Written exercise — Omit the images, then print each record below exactly as it reads.
-- START --
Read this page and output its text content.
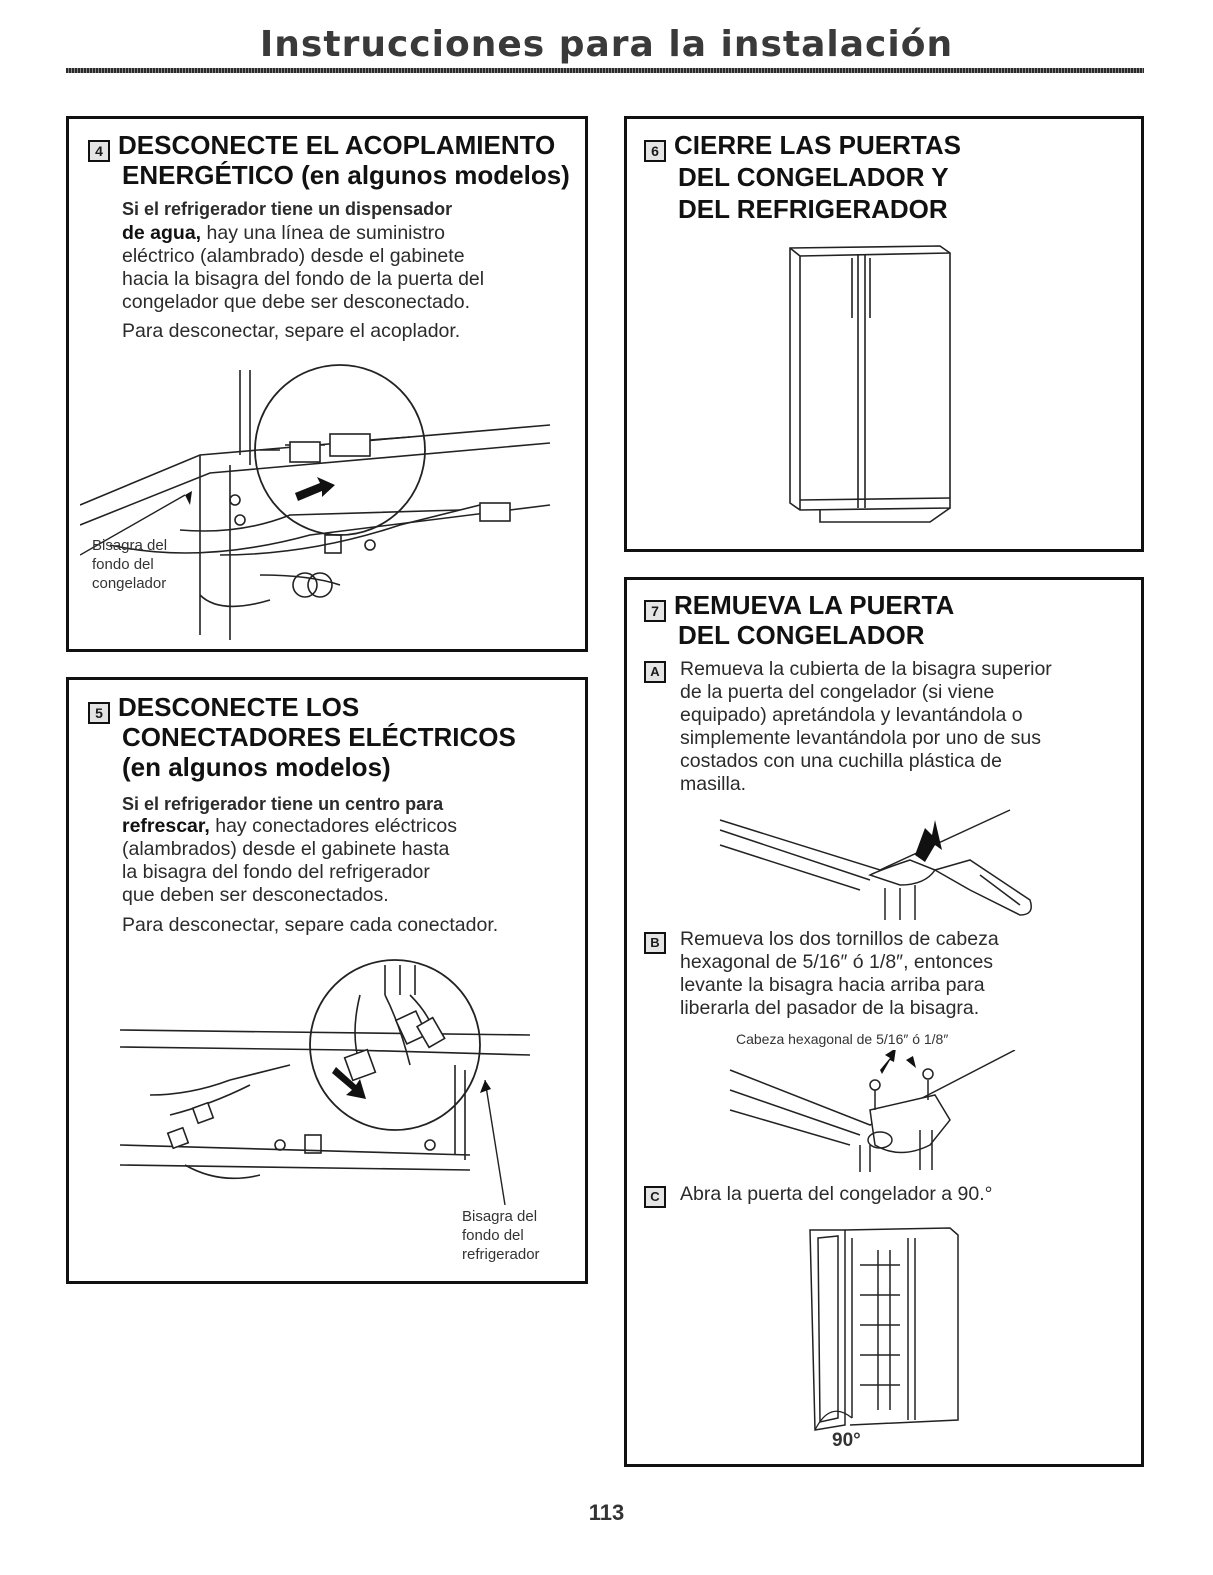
Instrucciones para la instalación
4 DESCONECTE EL ACOPLAMIENTO
ENERGÉTICO (en algunos modelos)
Si el refrigerador tiene un dispensador
de agua, hay una línea de suministro
eléctrico (alambrado) desde el gabinete
hacia la bisagra del fondo de la puerta del
congelador que debe ser desconectado.
Para desconectar, separe el acoplador.
Bisagra del
fondo del
congelador
5 DESCONECTE LOS
CONECTADORES ELÉCTRICOS
(en algunos modelos)
Si el refrigerador tiene un centro para
refrescar, hay conectadores eléctricos
(alambrados) desde el gabinete hasta
la bisagra del fondo del refrigerador
que deben ser desconectados.
Para desconectar, separe cada conectador.
Bisagra del
fondo del
refrigerador
6 CIERRE LAS PUERTAS
DEL CONGELADOR Y
DEL REFRIGERADOR
7 REMUEVA LA PUERTA
DEL CONGELADOR
A	Remueva la cubierta de la bisagra superior
de la puerta del congelador (si viene
equipado) apretándola y levantándola o
simplemente levantándola por uno de sus
costados con una cuchilla plástica de
masilla.
B	Remueva los dos tornillos de cabeza
hexagonal de 5/16″ ó 1/8″, entonces
levante la bisagra hacia arriba para
liberarla del pasador de la bisagra.
Cabeza hexagonal de 5/16″ ó 1/8″
C	Abra la puerta del congelador a 90.°
90°
113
-- END --
Output for this task —
Read this page and output its text content.
Instrucciones para la instalación
4 DESCONECTE EL ACOPLAMIENTO
ENERGÉTICO (en algunos modelos)
Si el refrigerador tiene un dispensador
de agua, hay una línea de suministro
eléctrico (alambrado) desde el gabinete
hacia la bisagra del fondo de la puerta del
congelador que debe ser desconectado.
Para desconectar, separe el acoplador.
Bisagra del
fondo del
congelador
5 DESCONECTE LOS
CONECTADORES ELÉCTRICOS
(en algunos modelos)
Si el refrigerador tiene un centro para
refrescar, hay conectadores eléctricos
(alambrados) desde el gabinete hasta
la bisagra del fondo del refrigerador
que deben ser desconectados.
Para desconectar, separe cada conectador.
Bisagra del
fondo del
refrigerador
6 CIERRE LAS PUERTAS
DEL CONGELADOR Y
DEL REFRIGERADOR
7 REMUEVA LA PUERTA
DEL CONGELADOR
A	Remueva la cubierta de la bisagra superior
de la puerta del congelador (si viene
equipado) apretándola y levantándola o
simplemente levantándola por uno de sus
costados con una cuchilla plástica de
masilla.
B	Remueva los dos tornillos de cabeza
hexagonal de 5/16″ ó 1/8″, entonces
levante la bisagra hacia arriba para
liberarla del pasador de la bisagra.
Cabeza hexagonal de 5/16″ ó 1/8″
C	Abra la puerta del congelador a 90.°
90°
113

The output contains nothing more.